» **TASK DIRECTIONS**: Type the records out again in full, exactly.

» **Dataset items**:
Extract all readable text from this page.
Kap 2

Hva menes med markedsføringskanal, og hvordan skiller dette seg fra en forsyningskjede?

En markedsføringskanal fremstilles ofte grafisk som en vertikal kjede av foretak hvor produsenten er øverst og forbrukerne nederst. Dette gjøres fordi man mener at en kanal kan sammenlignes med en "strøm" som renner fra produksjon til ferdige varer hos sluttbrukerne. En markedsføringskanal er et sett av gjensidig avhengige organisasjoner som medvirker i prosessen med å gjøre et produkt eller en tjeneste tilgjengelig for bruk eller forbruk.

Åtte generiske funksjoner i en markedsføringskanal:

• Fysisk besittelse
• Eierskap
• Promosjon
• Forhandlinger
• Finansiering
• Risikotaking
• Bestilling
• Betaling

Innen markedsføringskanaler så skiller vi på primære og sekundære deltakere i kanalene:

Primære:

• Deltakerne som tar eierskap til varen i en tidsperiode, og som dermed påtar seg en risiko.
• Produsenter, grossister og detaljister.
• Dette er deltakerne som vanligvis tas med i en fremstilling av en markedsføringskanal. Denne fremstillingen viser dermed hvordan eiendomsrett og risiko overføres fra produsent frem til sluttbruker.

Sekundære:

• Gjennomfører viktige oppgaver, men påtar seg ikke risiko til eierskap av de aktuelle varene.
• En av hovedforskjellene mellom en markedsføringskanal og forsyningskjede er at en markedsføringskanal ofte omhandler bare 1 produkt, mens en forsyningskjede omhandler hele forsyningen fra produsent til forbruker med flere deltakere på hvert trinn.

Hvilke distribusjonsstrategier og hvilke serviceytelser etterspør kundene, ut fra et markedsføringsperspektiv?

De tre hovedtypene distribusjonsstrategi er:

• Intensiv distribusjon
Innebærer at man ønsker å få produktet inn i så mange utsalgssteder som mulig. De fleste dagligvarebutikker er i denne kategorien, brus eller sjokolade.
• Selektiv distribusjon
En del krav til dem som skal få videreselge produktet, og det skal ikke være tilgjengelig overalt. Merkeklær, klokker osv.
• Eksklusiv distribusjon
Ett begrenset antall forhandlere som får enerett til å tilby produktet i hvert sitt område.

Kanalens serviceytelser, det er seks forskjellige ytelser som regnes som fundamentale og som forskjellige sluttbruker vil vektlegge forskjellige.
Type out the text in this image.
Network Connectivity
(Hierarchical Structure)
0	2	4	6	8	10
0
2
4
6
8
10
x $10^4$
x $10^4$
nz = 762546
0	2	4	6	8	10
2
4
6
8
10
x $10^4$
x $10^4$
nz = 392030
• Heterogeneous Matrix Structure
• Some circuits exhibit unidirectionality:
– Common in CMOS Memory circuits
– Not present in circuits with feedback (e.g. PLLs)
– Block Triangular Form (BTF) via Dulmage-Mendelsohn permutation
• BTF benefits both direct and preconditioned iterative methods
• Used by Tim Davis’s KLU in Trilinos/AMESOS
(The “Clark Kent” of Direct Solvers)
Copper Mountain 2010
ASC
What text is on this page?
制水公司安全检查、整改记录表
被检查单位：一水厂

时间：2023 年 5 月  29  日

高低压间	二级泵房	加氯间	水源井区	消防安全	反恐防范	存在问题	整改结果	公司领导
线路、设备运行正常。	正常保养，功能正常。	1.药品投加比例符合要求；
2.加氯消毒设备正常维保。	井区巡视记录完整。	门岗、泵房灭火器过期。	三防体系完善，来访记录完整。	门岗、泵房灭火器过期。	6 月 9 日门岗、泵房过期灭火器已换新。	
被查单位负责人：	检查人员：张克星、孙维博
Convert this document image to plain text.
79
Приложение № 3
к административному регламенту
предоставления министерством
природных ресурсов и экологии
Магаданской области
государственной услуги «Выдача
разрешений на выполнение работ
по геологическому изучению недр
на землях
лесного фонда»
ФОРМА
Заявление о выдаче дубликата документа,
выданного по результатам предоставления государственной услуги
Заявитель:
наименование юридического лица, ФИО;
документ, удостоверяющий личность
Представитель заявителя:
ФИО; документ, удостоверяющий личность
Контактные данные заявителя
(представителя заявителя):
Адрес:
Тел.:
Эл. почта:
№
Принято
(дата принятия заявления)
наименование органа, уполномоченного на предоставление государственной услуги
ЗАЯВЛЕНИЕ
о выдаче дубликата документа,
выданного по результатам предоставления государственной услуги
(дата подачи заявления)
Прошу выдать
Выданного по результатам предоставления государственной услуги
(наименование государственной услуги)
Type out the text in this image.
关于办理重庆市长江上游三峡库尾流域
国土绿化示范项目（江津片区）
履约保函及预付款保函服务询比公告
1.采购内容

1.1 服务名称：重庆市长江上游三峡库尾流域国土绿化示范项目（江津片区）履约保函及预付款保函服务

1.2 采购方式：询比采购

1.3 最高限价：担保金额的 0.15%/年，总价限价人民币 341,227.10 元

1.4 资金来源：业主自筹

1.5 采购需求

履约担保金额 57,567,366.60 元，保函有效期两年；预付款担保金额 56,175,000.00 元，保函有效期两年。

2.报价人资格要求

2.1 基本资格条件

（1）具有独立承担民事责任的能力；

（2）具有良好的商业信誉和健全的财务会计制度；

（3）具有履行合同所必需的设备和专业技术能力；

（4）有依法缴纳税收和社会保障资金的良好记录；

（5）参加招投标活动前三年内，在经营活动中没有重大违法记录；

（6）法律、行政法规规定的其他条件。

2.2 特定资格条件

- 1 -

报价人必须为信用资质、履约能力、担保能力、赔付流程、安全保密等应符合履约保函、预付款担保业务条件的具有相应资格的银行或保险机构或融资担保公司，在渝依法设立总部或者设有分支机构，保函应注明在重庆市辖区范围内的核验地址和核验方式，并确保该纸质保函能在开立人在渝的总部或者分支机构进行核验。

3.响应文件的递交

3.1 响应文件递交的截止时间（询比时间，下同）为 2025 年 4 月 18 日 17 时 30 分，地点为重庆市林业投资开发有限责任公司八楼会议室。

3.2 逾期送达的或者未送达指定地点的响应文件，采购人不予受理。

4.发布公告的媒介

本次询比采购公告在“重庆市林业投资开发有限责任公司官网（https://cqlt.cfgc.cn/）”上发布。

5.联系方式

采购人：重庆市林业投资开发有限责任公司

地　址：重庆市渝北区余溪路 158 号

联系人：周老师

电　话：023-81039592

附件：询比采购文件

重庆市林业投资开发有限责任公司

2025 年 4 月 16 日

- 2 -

» **RIGHT ANSWER**:
Extract all readable text from this page.
Kap 2

Hva menes med markedsføringskanal, og hvordan skiller dette seg fra en forsyningskjede?

En markedsføringskanal fremstilles ofte grafisk som en vertikal kjede av foretak hvor produsenten er øverst og forbrukerne nederst. Dette gjøres fordi man mener at en kanal kan sammenlignes med en "strøm" som renner fra produksjon til ferdige varer hos sluttbrukerne. En markedsføringskanal er et sett av gjensidig avhengige organisasjoner som medvirker i prosessen med å gjøre et produkt eller en tjeneste tilgjengelig for bruk eller forbruk.

Åtte generiske funksjoner i en markedsføringskanal:

• Fysisk besittelse
• Eierskap
• Promosjon
• Forhandlinger
• Finansiering
• Risikotaking
• Bestilling
• Betaling

Innen markedsføringskanaler så skiller vi på primære og sekundære deltakere i kanalene:

Primære:

• Deltakerne som tar eierskap til varen i en tidsperiode, og som dermed påtar seg en risiko.
• Produsenter, grossister og detaljister.
• Dette er deltakerne som vanligvis tas med i en fremstilling av en markedsføringskanal. Denne fremstillingen viser dermed hvordan eiendomsrett og risiko overføres fra produsent frem til sluttbruker.

Sekundære:

• Gjennomfører viktige oppgaver, men påtar seg ikke risiko til eierskap av de aktuelle varene.
• En av hovedforskjellene mellom en markedsføringskanal og forsyningskjede er at en markedsføringskanal ofte omhandler bare 1 produkt, mens en forsyningskjede omhandler hele forsyningen fra produsent til forbruker med flere deltakere på hvert trinn.

Hvilke distribusjonsstrategier og hvilke serviceytelser etterspør kundene, ut fra et markedsføringsperspektiv?

De tre hovedtypene distribusjonsstrategi er:

• Intensiv distribusjon
Innebærer at man ønsker å få produktet inn i så mange utsalgssteder som mulig. De fleste dagligvarebutikker er i denne kategorien, brus eller sjokolade.
• Selektiv distribusjon
En del krav til dem som skal få videreselge produktet, og det skal ikke være tilgjengelig overalt. Merkeklær, klokker osv.
• Eksklusiv distribusjon
Ett begrenset antall forhandlere som får enerett til å tilby produktet i hvert sitt område.

Kanalens serviceytelser, det er seks forskjellige ytelser som regnes som fundamentale og som forskjellige sluttbruker vil vektlegge forskjellige.
Type out the text in this image.
Network Connectivity
(Hierarchical Structure)
0	2	4	6	8	10
0
2
4
6
8
10
x $10^4$
x $10^4$
nz = 762546
0	2	4	6	8	10
2
4
6
8
10
x $10^4$
x $10^4$
nz = 392030
• Heterogeneous Matrix Structure
• Some circuits exhibit unidirectionality:
– Common in CMOS Memory circuits
– Not present in circuits with feedback (e.g. PLLs)
– Block Triangular Form (BTF) via Dulmage-Mendelsohn permutation
• BTF benefits both direct and preconditioned iterative methods
• Used by Tim Davis’s KLU in Trilinos/AMESOS
(The “Clark Kent” of Direct Solvers)
Copper Mountain 2010
ASC
What text is on this page?
制水公司安全检查、整改记录表
被检查单位：一水厂

时间：2023 年 5 月  29  日

高低压间	二级泵房	加氯间	水源井区	消防安全	反恐防范	存在问题	整改结果	公司领导
线路、设备运行正常。	正常保养，功能正常。	1.药品投加比例符合要求；
2.加氯消毒设备正常维保。	井区巡视记录完整。	门岗、泵房灭火器过期。	三防体系完善，来访记录完整。	门岗、泵房灭火器过期。	6 月 9 日门岗、泵房过期灭火器已换新。	
被查单位负责人：	检查人员：张克星、孙维博
Convert this document image to plain text.
79
Приложение № 3
к административному регламенту
предоставления министерством
природных ресурсов и экологии
Магаданской области
государственной услуги «Выдача
разрешений на выполнение работ
по геологическому изучению недр
на землях
лесного фонда»
ФОРМА
Заявление о выдаче дубликата документа,
выданного по результатам предоставления государственной услуги
Заявитель:
наименование юридического лица, ФИО;
документ, удостоверяющий личность
Представитель заявителя:
ФИО; документ, удостоверяющий личность
Контактные данные заявителя
(представителя заявителя):
Адрес:
Тел.:
Эл. почта:
№
Принято
(дата принятия заявления)
наименование органа, уполномоченного на предоставление государственной услуги
ЗАЯВЛЕНИЕ
о выдаче дубликата документа,
выданного по результатам предоставления государственной услуги
(дата подачи заявления)
Прошу выдать
Выданного по результатам предоставления государственной услуги
(наименование государственной услуги)
Type out the text in this image.
关于办理重庆市长江上游三峡库尾流域
国土绿化示范项目（江津片区）
履约保函及预付款保函服务询比公告
1.采购内容

1.1 服务名称：重庆市长江上游三峡库尾流域国土绿化示范项目（江津片区）履约保函及预付款保函服务

1.2 采购方式：询比采购

1.3 最高限价：担保金额的 0.15%/年，总价限价人民币 341,227.10 元

1.4 资金来源：业主自筹

1.5 采购需求

履约担保金额 57,567,366.60 元，保函有效期两年；预付款担保金额 56,175,000.00 元，保函有效期两年。

2.报价人资格要求

2.1 基本资格条件

（1）具有独立承担民事责任的能力；

（2）具有良好的商业信誉和健全的财务会计制度；

（3）具有履行合同所必需的设备和专业技术能力；

（4）有依法缴纳税收和社会保障资金的良好记录；

（5）参加招投标活动前三年内，在经营活动中没有重大违法记录；

（6）法律、行政法规规定的其他条件。

2.2 特定资格条件

- 1 -

报价人必须为信用资质、履约能力、担保能力、赔付流程、安全保密等应符合履约保函、预付款担保业务条件的具有相应资格的银行或保险机构或融资担保公司，在渝依法设立总部或者设有分支机构，保函应注明在重庆市辖区范围内的核验地址和核验方式，并确保该纸质保函能在开立人在渝的总部或者分支机构进行核验。

3.响应文件的递交

3.1 响应文件递交的截止时间（询比时间，下同）为 2025 年 4 月 18 日 17 时 30 分，地点为重庆市林业投资开发有限责任公司八楼会议室。

3.2 逾期送达的或者未送达指定地点的响应文件，采购人不予受理。

4.发布公告的媒介

本次询比采购公告在“重庆市林业投资开发有限责任公司官网（https://cqlt.cfgc.cn/）”上发布。

5.联系方式

采购人：重庆市林业投资开发有限责任公司

地　址：重庆市渝北区余溪路 158 号

联系人：周老师

电　话：023-81039592

附件：询比采购文件

重庆市林业投资开发有限责任公司

2025 年 4 月 16 日

- 2 -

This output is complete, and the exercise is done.